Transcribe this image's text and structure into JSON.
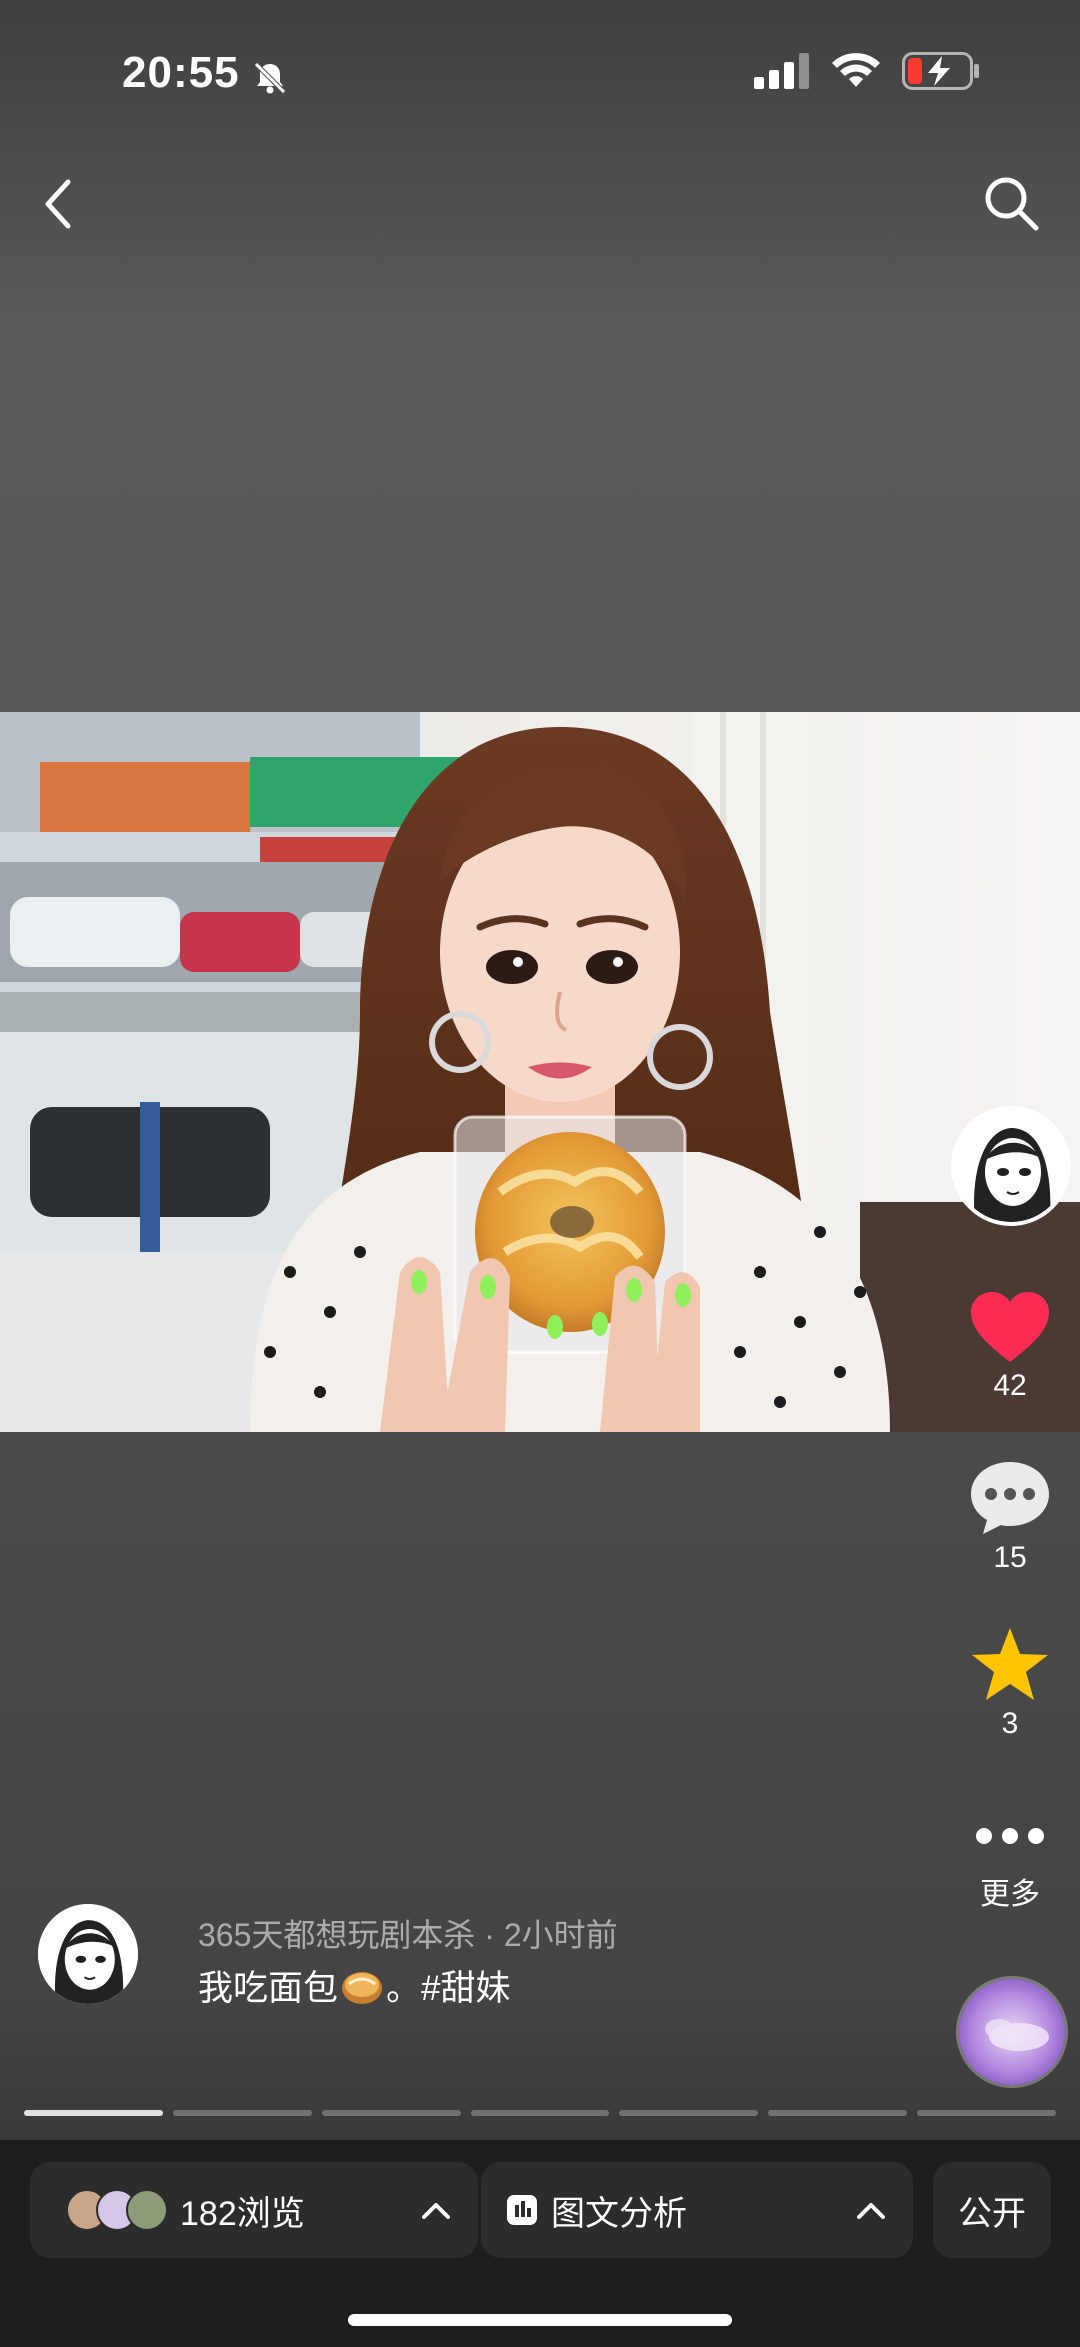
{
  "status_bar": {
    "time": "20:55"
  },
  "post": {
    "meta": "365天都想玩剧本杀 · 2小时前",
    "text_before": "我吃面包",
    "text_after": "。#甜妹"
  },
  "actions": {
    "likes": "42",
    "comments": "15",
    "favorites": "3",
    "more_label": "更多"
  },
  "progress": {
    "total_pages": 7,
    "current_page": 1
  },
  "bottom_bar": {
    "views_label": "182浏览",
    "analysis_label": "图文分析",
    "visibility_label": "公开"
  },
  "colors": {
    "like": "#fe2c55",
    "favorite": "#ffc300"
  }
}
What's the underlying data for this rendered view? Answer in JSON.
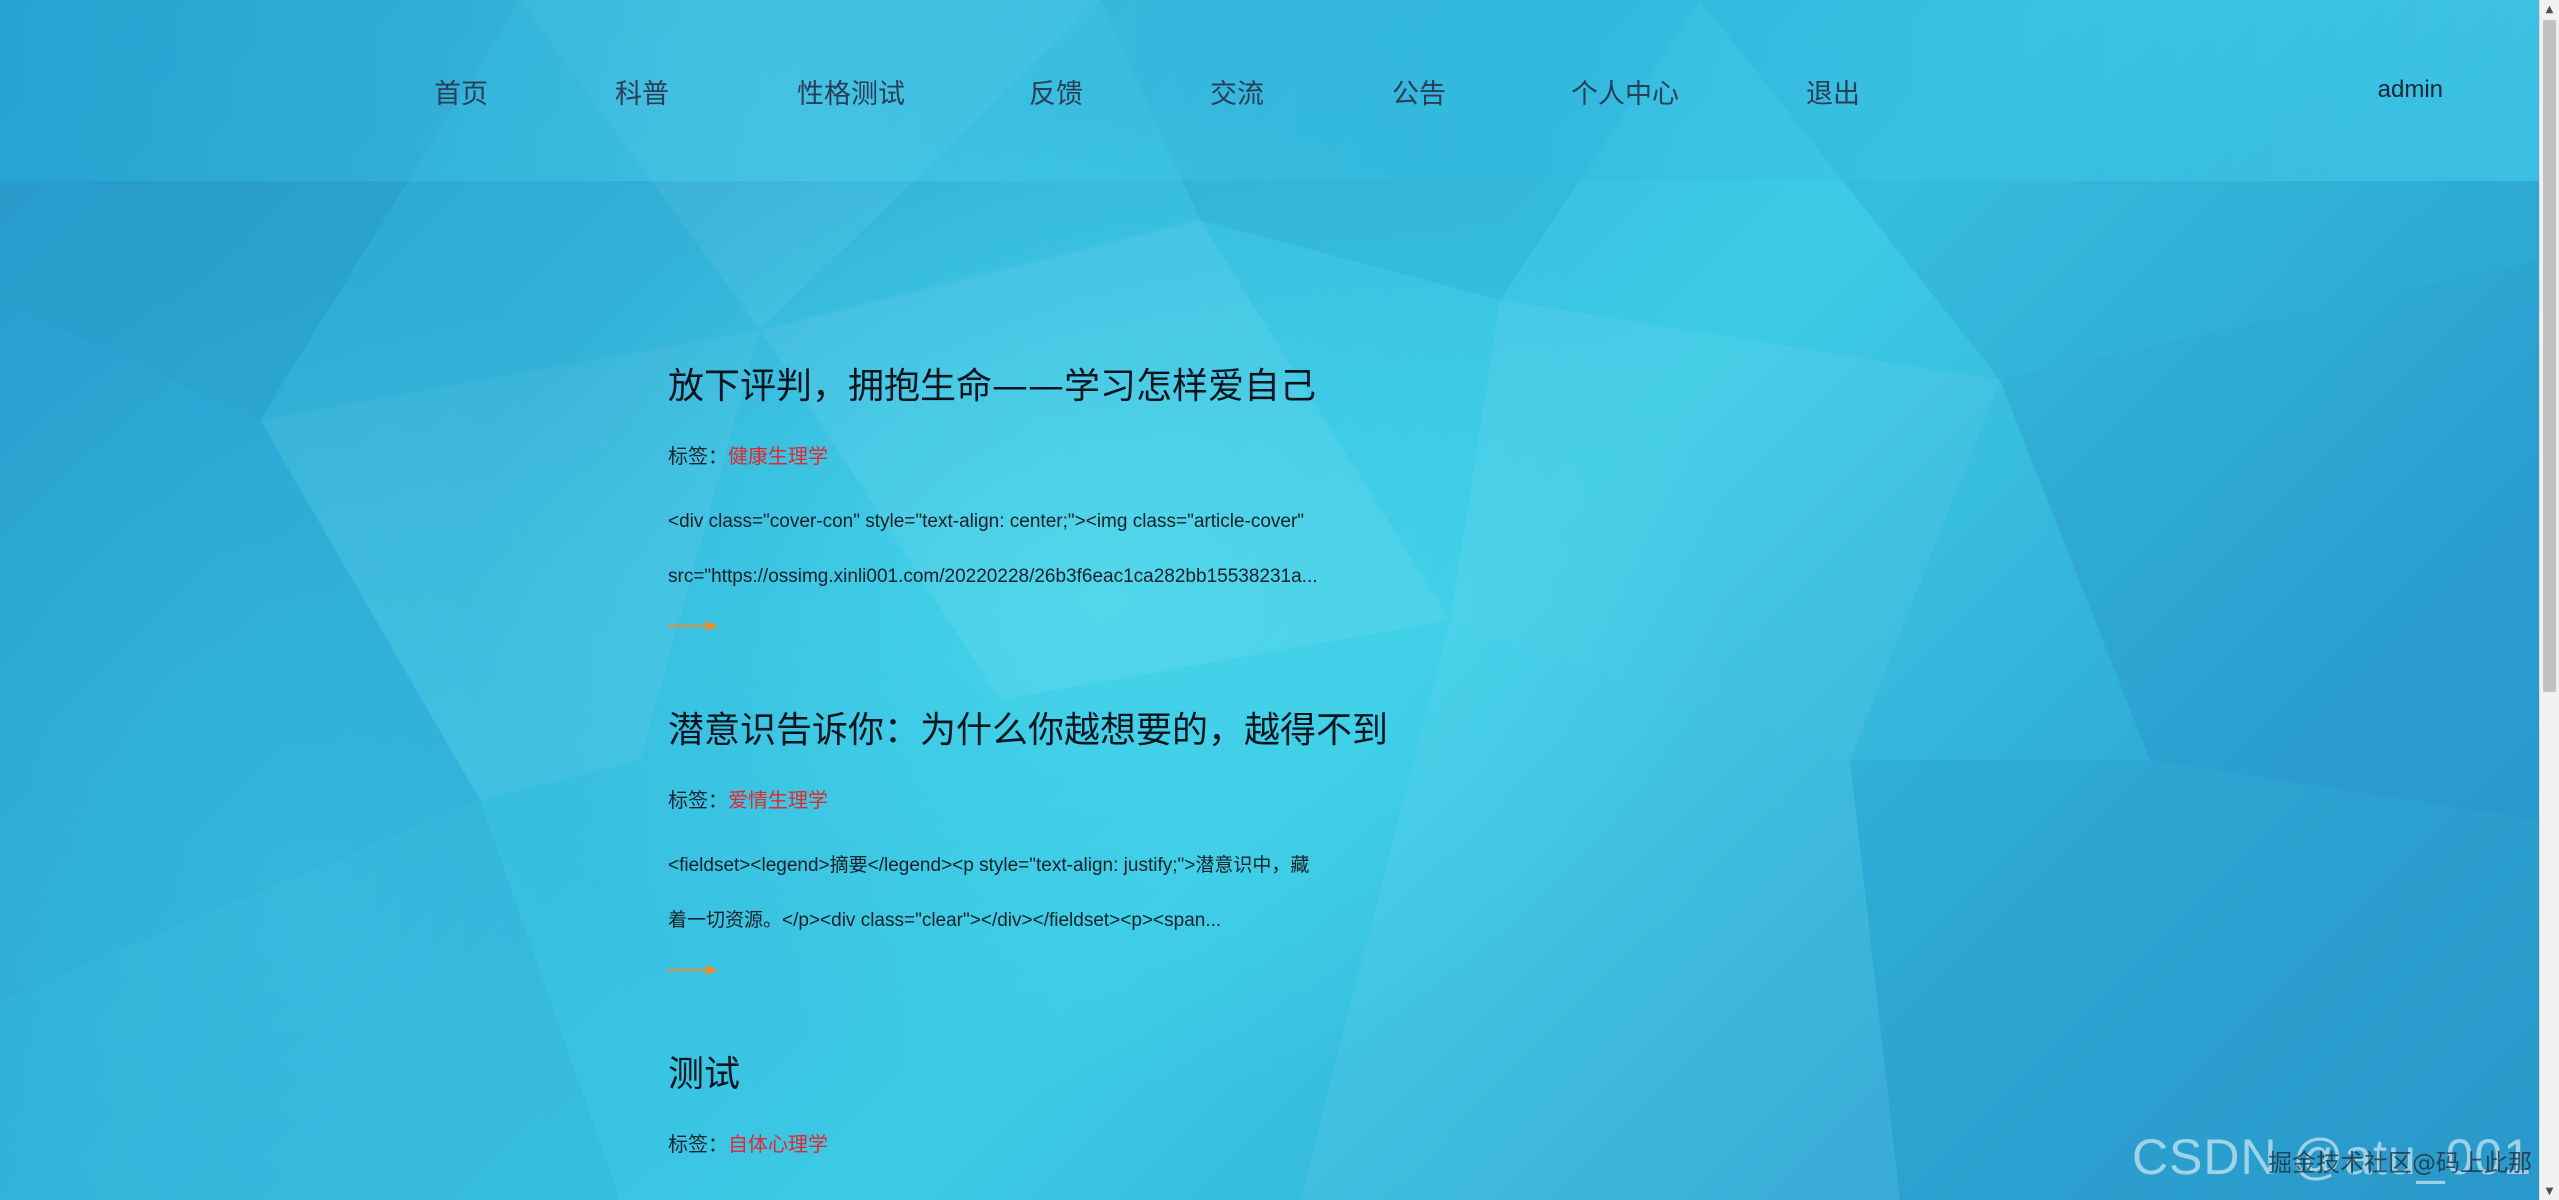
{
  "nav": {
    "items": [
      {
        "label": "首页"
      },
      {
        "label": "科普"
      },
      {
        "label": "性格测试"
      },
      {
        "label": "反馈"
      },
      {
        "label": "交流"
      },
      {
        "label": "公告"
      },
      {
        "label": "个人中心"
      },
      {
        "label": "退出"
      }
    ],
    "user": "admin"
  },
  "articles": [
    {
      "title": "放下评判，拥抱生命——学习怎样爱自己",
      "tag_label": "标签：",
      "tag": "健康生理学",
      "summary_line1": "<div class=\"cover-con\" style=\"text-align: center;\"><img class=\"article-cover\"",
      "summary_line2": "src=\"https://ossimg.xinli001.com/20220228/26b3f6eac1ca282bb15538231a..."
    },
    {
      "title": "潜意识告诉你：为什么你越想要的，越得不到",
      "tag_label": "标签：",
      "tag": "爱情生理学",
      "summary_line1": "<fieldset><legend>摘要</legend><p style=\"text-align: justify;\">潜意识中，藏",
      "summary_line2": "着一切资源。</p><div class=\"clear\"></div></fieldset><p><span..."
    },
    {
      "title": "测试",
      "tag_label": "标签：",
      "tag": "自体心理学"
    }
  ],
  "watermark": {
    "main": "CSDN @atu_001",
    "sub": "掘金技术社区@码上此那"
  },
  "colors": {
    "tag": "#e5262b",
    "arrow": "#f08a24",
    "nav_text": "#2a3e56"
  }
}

· · ·

▸ **Request**
Transcribe each entry precisely as given, leaving the pictures out.

▸ **Exercise result**
Transcribe this image's text and structure into JSON.
{
  "status_bar": {
    "time": "20:55"
  },
  "post": {
    "meta": "365天都想玩剧本杀 · 2小时前",
    "text_before": "我吃面包",
    "text_after": "。#甜妹"
  },
  "actions": {
    "likes": "42",
    "comments": "15",
    "favorites": "3",
    "more_label": "更多"
  },
  "progress": {
    "total_pages": 7,
    "current_page": 1
  },
  "bottom_bar": {
    "views_label": "182浏览",
    "analysis_label": "图文分析",
    "visibility_label": "公开"
  },
  "colors": {
    "like": "#fe2c55",
    "favorite": "#ffc300"
  }
}
What's the underlying data for this rendered view? Answer in JSON.
{
  "nav": {
    "items": [
      {
        "label": "首页"
      },
      {
        "label": "科普"
      },
      {
        "label": "性格测试"
      },
      {
        "label": "反馈"
      },
      {
        "label": "交流"
      },
      {
        "label": "公告"
      },
      {
        "label": "个人中心"
      },
      {
        "label": "退出"
      }
    ],
    "user": "admin"
  },
  "articles": [
    {
      "title": "放下评判，拥抱生命——学习怎样爱自己",
      "tag_label": "标签：",
      "tag": "健康生理学",
      "summary_line1": "<div class=\"cover-con\" style=\"text-align: center;\"><img class=\"article-cover\"",
      "summary_line2": "src=\"https://ossimg.xinli001.com/20220228/26b3f6eac1ca282bb15538231a..."
    },
    {
      "title": "潜意识告诉你：为什么你越想要的，越得不到",
      "tag_label": "标签：",
      "tag": "爱情生理学",
      "summary_line1": "<fieldset><legend>摘要</legend><p style=\"text-align: justify;\">潜意识中，藏",
      "summary_line2": "着一切资源。</p><div class=\"clear\"></div></fieldset><p><span..."
    },
    {
      "title": "测试",
      "tag_label": "标签：",
      "tag": "自体心理学"
    }
  ],
  "watermark": {
    "main": "CSDN @atu_001",
    "sub": "掘金技术社区@码上此那"
  },
  "colors": {
    "tag": "#e5262b",
    "arrow": "#f08a24",
    "nav_text": "#2a3e56"
  }
}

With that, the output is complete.